• _Do this_
Go through the data below. Pull out every line that has the word "HORAS".

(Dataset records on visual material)
((
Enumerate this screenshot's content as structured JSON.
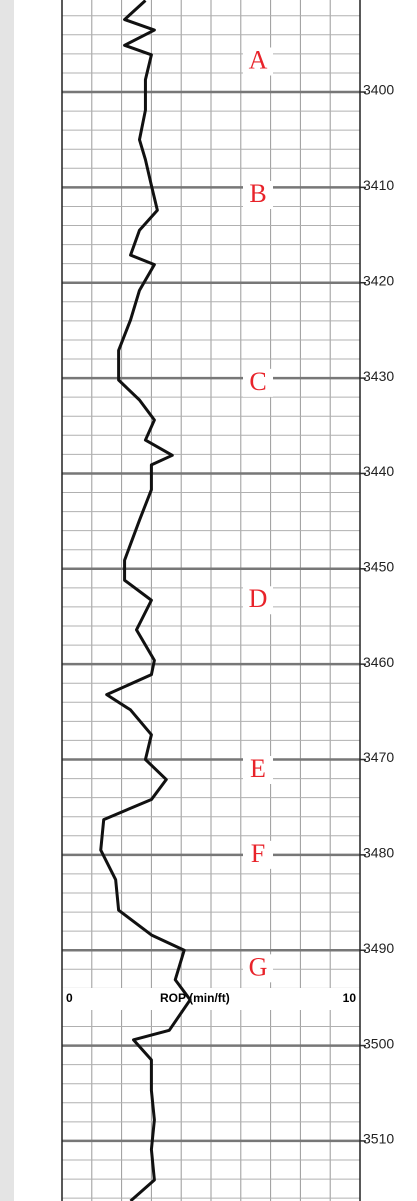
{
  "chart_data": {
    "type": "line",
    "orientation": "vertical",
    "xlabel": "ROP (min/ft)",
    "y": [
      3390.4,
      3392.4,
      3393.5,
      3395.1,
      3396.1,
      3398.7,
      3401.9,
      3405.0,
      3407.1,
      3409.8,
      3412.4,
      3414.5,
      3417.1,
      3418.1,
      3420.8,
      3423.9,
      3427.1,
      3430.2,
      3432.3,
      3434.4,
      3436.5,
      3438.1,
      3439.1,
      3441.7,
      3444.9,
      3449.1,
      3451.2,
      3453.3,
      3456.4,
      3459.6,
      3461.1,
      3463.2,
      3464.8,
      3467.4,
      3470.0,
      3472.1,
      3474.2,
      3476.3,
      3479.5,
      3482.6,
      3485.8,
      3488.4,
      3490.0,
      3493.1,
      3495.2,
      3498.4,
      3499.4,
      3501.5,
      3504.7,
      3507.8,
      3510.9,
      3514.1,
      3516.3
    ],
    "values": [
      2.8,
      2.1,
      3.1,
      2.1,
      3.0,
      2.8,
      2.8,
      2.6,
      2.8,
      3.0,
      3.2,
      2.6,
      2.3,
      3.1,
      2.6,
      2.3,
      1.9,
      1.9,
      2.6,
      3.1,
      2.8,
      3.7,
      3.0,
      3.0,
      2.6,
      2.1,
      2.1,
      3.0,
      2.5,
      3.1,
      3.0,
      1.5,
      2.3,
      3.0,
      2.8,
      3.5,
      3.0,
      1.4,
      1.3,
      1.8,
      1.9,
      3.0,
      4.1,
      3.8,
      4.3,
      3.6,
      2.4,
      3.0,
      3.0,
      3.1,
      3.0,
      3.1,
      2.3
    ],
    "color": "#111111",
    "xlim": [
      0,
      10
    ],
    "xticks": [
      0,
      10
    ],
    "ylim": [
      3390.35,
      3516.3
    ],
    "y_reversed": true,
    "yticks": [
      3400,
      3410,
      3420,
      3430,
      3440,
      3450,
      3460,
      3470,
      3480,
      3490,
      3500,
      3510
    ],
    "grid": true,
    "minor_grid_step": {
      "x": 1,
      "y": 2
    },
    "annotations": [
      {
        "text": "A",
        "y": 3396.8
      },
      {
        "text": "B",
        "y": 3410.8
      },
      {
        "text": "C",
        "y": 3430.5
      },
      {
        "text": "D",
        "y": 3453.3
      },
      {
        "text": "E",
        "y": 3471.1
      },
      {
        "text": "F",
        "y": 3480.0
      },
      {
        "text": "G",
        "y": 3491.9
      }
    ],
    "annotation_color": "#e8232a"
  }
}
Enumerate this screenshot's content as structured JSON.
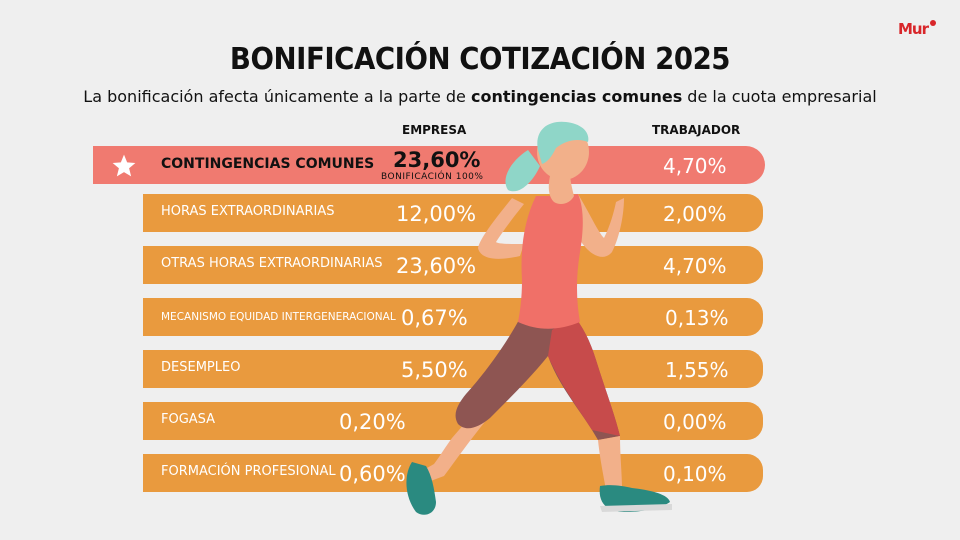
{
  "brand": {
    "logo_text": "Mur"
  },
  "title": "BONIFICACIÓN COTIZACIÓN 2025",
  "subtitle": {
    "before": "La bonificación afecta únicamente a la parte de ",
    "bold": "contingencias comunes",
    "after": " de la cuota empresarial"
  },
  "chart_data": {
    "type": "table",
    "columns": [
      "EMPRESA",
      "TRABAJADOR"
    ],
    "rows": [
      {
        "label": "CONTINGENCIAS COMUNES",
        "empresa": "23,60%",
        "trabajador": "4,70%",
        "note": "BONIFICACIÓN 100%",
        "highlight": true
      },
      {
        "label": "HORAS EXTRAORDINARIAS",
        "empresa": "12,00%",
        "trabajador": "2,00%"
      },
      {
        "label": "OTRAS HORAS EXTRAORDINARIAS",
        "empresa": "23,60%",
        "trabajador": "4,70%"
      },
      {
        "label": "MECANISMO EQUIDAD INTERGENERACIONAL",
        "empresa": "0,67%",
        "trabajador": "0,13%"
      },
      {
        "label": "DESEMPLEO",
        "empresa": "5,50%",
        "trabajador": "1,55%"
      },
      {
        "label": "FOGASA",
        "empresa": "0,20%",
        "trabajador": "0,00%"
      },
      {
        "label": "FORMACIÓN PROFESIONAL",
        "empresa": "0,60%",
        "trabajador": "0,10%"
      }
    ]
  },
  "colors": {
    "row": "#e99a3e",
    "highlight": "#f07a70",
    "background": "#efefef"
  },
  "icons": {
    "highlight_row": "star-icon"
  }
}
))
((
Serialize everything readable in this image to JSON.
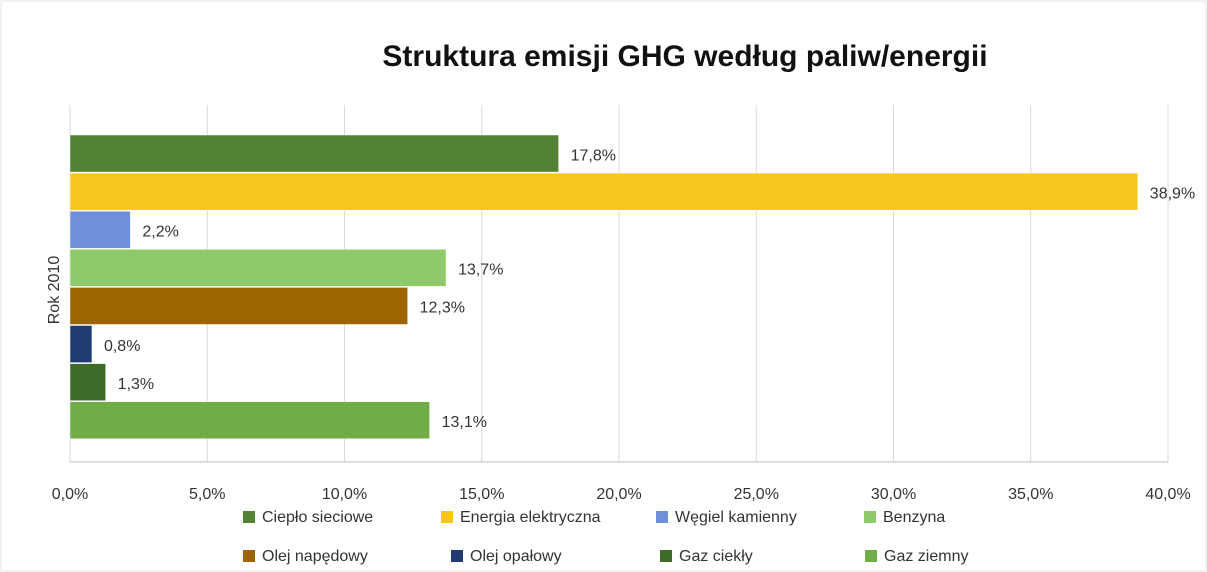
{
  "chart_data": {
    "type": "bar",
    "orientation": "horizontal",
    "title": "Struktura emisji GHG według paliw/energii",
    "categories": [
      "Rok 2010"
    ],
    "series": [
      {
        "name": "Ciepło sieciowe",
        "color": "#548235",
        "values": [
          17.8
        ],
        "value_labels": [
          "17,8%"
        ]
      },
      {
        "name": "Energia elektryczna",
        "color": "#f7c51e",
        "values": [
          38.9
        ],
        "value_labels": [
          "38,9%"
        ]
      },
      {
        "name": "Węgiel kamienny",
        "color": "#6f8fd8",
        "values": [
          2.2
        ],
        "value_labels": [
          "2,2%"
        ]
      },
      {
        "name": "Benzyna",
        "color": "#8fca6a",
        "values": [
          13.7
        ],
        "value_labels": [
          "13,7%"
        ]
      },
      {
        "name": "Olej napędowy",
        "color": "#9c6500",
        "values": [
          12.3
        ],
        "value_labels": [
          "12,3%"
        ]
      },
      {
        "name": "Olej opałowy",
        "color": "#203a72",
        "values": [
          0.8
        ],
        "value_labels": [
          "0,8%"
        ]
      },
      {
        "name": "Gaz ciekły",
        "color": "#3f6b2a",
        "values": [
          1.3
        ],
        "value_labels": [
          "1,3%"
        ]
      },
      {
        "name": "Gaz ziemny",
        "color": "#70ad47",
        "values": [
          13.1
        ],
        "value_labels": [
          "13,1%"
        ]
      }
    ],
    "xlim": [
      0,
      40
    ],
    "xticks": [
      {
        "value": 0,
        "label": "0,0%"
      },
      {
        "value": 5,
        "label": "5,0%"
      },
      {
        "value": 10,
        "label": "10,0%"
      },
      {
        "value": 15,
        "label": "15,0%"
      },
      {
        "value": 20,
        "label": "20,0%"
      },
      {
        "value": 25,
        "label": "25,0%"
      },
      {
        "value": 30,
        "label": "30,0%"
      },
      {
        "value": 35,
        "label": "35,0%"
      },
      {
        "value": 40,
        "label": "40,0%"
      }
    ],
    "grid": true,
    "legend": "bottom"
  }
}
))
• _The solution_
        "label": "HORAS EXTRAORDINARIAS",
        "label": "OTRAS HORAS EXTRAORDINARIAS",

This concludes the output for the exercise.